— Excerpted passage —
## start
With continued reference to FIG. 6, arranging fiber optic cables 28 (and fiber optic connectors 30) in the linkage chain 26 also facilitates storing (or “parking”) the fiber optic cables 28 (and fiber optic connectors 30). For example, when connecting buildings 12, 14 of data center 10, it may be necessary to temporarily store (or “park”) unused fiber optic connectors 30 in an organized manner. Such can be accomplished with the linkage chain 26. More specifically, the linkage chain 26 solves the issue of needing to keep fiber optic cables 28 (and fiber optic connectors 30) grouped and organized in an easy to access area. Additionally, the functionality to bundle the fiber optic connectors 30 in a bundle 56 with the linkage chain 26 makes arranging the fiber optic cables 28 into position easier. With existing solutions, loose fiber optic cable connectors 30 would be more likely to snag installed fiber optic cables 28 and also would require installers to carefully untangle and reroute individual fiber optic cables 28 as necessary. Such issues are avoided with the linkage chain 26. And further, advantageously, the linkage chain 26 (particularly, the linkage chain 26 when in a bundle 56) takes up far less space than existing solutions to the storing (or “parking”) issue. Moreover, the amount of space taken up by the linkage chain 26 bundle 56 decreases as fiber optic cables 28 are removed from the linkage chain 26 as needed. Thus, the linkage chain 26 offers the additional benefit of becoming more space efficient over time.
## end
— Given problem —
Please answer these questions on the fiber optic linkage chain passage:
(a) When connecting the buildings of the data center, what may need to be temporarily stored?
(b) With existing solutions, what would loose fiber optic cable connectors be more likely to do?
(c) What happens to the space taken up by the linkage chain bundle as fiber optic cables are removed from it?

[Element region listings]
## start
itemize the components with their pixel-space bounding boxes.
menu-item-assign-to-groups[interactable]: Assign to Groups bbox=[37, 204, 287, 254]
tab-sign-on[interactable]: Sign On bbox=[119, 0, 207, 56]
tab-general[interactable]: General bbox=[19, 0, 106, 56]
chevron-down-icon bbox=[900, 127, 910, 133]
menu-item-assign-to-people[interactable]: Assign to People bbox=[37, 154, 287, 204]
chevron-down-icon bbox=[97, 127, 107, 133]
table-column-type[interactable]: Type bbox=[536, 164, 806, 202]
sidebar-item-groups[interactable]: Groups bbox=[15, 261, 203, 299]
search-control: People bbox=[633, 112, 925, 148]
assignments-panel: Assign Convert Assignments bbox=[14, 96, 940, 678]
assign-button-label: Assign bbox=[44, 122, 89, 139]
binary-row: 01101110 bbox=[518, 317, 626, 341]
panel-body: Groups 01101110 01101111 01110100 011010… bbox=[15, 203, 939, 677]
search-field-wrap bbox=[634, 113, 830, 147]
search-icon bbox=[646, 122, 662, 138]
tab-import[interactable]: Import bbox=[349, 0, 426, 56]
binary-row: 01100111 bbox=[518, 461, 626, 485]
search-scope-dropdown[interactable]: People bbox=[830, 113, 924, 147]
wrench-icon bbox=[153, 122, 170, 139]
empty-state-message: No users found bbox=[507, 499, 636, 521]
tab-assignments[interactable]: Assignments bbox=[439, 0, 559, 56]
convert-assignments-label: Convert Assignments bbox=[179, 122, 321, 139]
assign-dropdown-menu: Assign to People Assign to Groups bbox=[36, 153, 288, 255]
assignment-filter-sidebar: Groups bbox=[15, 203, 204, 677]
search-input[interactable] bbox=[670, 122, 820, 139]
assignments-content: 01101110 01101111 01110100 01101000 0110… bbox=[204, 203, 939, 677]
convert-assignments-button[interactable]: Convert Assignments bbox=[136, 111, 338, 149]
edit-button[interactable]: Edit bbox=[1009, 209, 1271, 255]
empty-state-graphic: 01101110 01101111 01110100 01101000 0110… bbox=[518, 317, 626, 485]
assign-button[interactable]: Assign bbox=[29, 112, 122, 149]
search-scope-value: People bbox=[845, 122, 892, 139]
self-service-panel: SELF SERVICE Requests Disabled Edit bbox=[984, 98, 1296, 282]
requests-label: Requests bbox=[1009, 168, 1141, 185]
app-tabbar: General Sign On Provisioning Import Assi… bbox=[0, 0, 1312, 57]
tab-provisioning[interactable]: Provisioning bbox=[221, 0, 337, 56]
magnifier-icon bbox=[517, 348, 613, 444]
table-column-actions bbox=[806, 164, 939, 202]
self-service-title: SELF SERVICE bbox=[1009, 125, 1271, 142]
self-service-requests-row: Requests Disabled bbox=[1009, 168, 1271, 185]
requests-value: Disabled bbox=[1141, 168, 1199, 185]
## end
— Correct answer —
(a) Unused fiber optic connectors, stored in an organized manner.
(b) Snag installed fiber optic cables.
(c) It decreases.